▶ **EXERCISE**
Every entry below should be written out exactly, and no image should appear.

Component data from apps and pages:
_ _ _ _ _

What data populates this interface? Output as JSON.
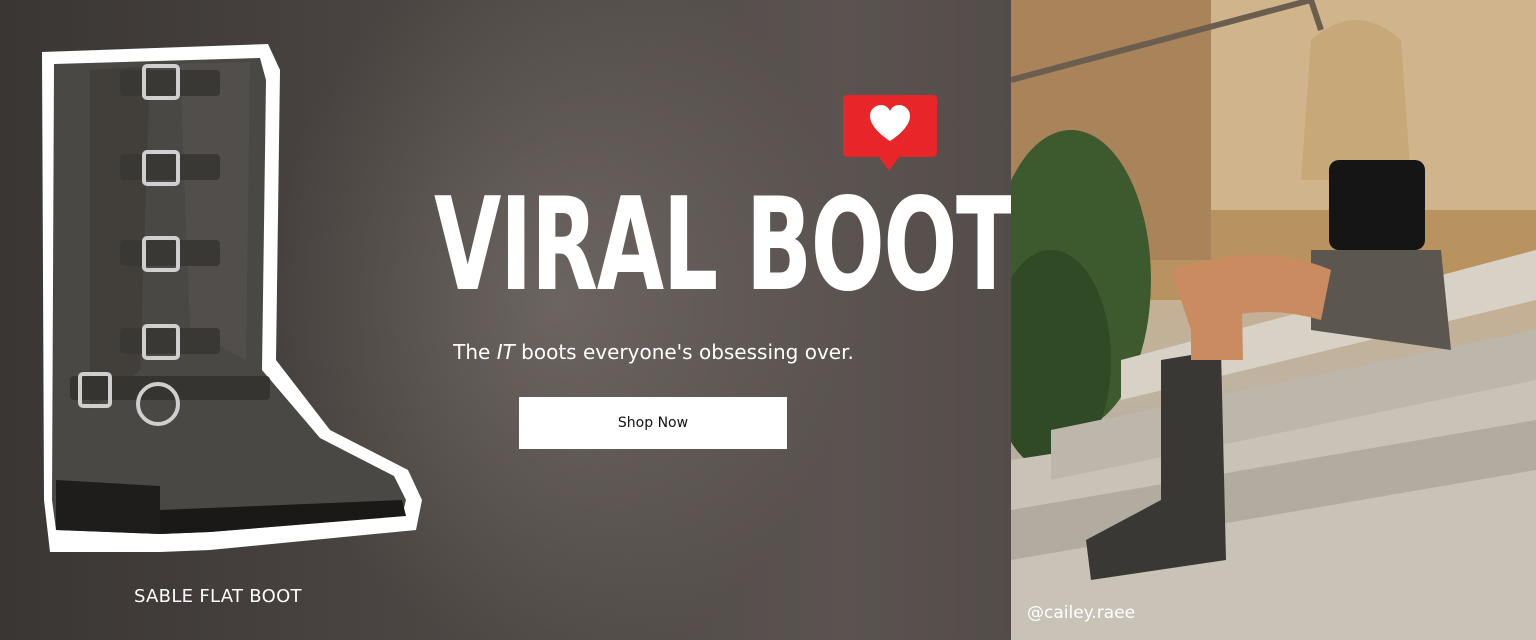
{
  "hero": {
    "headline": "VIRAL BOOTS",
    "subhead_prefix": "The ",
    "subhead_emphasis": "IT",
    "subhead_suffix": " boots everyone's obsessing over.",
    "cta_label": "Shop Now"
  },
  "product": {
    "name": "SABLE FLAT BOOT",
    "image": "distressed-grey-buckle-boot"
  },
  "lifestyle": {
    "handle": "@cailey.raee",
    "image": "woman-sitting-on-steps-wearing-boots"
  },
  "badge": {
    "icon": "heart-icon",
    "color": "#e8262a"
  },
  "colors": {
    "accent": "#e8262a",
    "button_bg": "#ffffff",
    "text": "#ffffff"
  }
}
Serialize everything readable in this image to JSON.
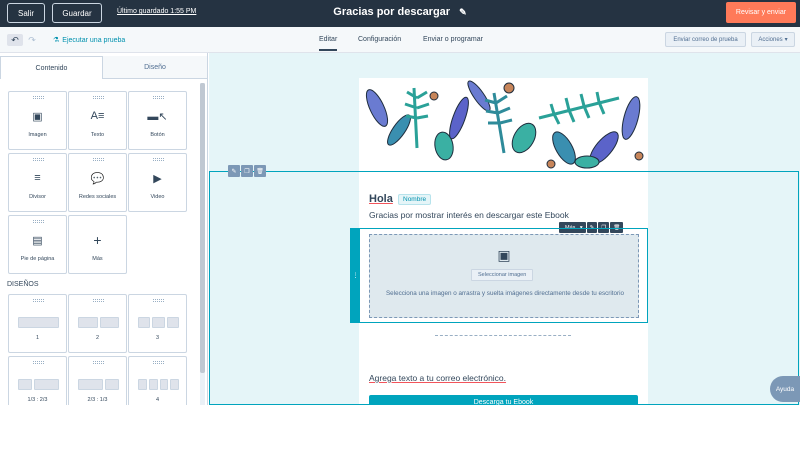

_ _ _ _ _

▶ **RESPONSE TO THE EXERCISE**
What data populates this interface? Output as JSON.
{
  "hero": {
    "headline": "VIRAL BOOTS",
    "subhead_prefix": "The ",
    "subhead_emphasis": "IT",
    "subhead_suffix": " boots everyone's obsessing over.",
    "cta_label": "Shop Now"
  },
  "product": {
    "name": "SABLE FLAT BOOT",
    "image": "distressed-grey-buckle-boot"
  },
  "lifestyle": {
    "handle": "@cailey.raee",
    "image": "woman-sitting-on-steps-wearing-boots"
  },
  "badge": {
    "icon": "heart-icon",
    "color": "#e8262a"
  },
  "colors": {
    "accent": "#e8262a",
    "button_bg": "#ffffff",
    "text": "#ffffff"
  }
}
Serialize everything readable in this image to JSON.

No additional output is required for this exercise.